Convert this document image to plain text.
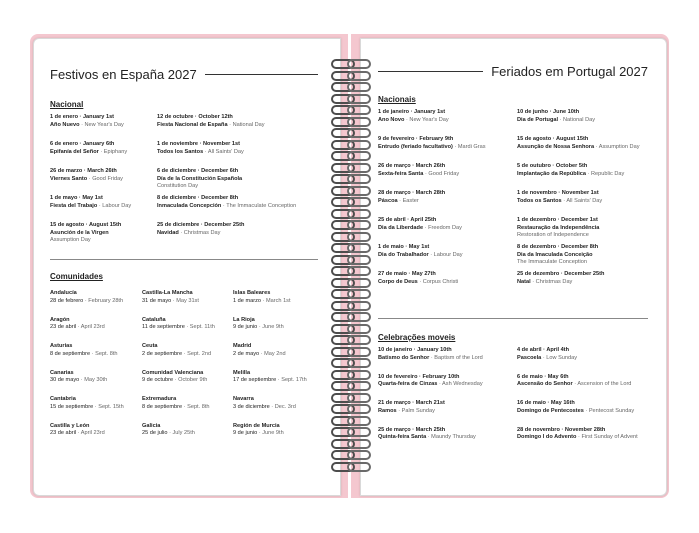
Festivos en España 2027
Nacional
1 de enero · January 1st
Año Nuevo · New Year's Day
6 de enero · January 6th
Epifanía del Señor · Epiphany
26 de marzo · March 26th
Viernes Santo · Good Friday
1 de mayo · May 1st
Fiesta del Trabajo · Labour Day
15 de agosto · August 15th
Asunción de la Virgen
Assumption Day
12 de octubre · October 12th
Fiesta Nacional de España · National Day
1 de noviembre · November 1st
Todos los Santos · All Saints' Day
6 de diciembre · December 6th
Día de la Constitución Española
Constitution Day
8 de diciembre · December 8th
Inmaculada Concepción · The Immaculate Conception
25 de diciembre · December 25th
Navidad · Christmas Day
Comunidades
Andalucía
28 de febrero · February 28th
Aragón
23 de abril · April 23rd
Asturias
8 de septiembre · Sept. 8th
Canarias
30 de mayo · May 30th
Cantabria
15 de septiembre · Sept. 15th
Castilla y León
23 de abril · April 23rd
Castilla-La Mancha
31 de mayo · May 31st
Cataluña
11 de septiembre · Sept. 11th
Ceuta
2 de septiembre · Sept. 2nd
Comunidad Valenciana
9 de octubre · October 9th
Extremadura
8 de septiembre · Sept. 8th
Galicia
25 de julio · July 25th
Islas Baleares
1 de marzo · March 1st
La Rioja
9 de junio · June 9th
Madrid
2 de mayo · May 2nd
Melilla
17 de septiembre · Sept. 17th
Navarra
3 de diciembre · Dec. 3rd
Región de Murcia
9 de junio · June 9th
Feriados em Portugal 2027
Nacionais
1 de janeiro · January 1st
Ano Novo · New Year's Day
9 de fevereiro · February 9th
Entrudo (feriado facultativo) · Mardi Gras
26 de março · March 26th
Sexta-feira Santa · Good Friday
28 de março · March 28th
Páscoa · Easter
25 de abril · April 25th
Dia da Liberdade · Freedom Day
1 de maio · May 1st
Dia do Trabalhador · Labour Day
27 de maio · May 27th
Corpo de Deus · Corpus Christi
10 de junho · June 10th
Dia de Portugal · National Day
15 de agosto · August 15th
Assunção de Nossa Senhora · Assumption Day
5 de outubro · October 5th
Implantação da República · Republic Day
1 de novembro · November 1st
Todos os Santos · All Saints' Day
1 de dezembro · December 1st
Restauração da Independência
Restoration of Independence
8 de dezembro · December 8th
Dia da Imaculada Conceição
The Immaculate Conception
25 de dezembro · December 25th
Natal · Christmas Day
Celebrações moveis
10 de janeiro · January 10th
Batismo do Senhor · Baptism of the Lord
10 de fevereiro · February 10th
Quarta-feira de Cinzas · Ash Wednesday
21 de março · March 21st
Ramos · Palm Sunday
25 de março · March 25th
Quinta-feira Santa · Maundy Thursday
4 de abril · April 4th
Pascoela · Low Sunday
6 de maio · May 6th
Ascensão do Senhor · Ascension of the Lord
16 de maio · May 16th
Domingo de Pentecostes · Pentecost Sunday
28 de novembro · November 28th
Domingo I do Advento · First Sunday of Advent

════

▶ Written exercise:
Copy the lines from the entries above in which the word "feira" appears.

▶ Correct response:
Sexta-feira Santa · Good Friday
Quarta-feira de Cinzas · Ash Wednesday
Quinta-feira Santa · Maundy Thursday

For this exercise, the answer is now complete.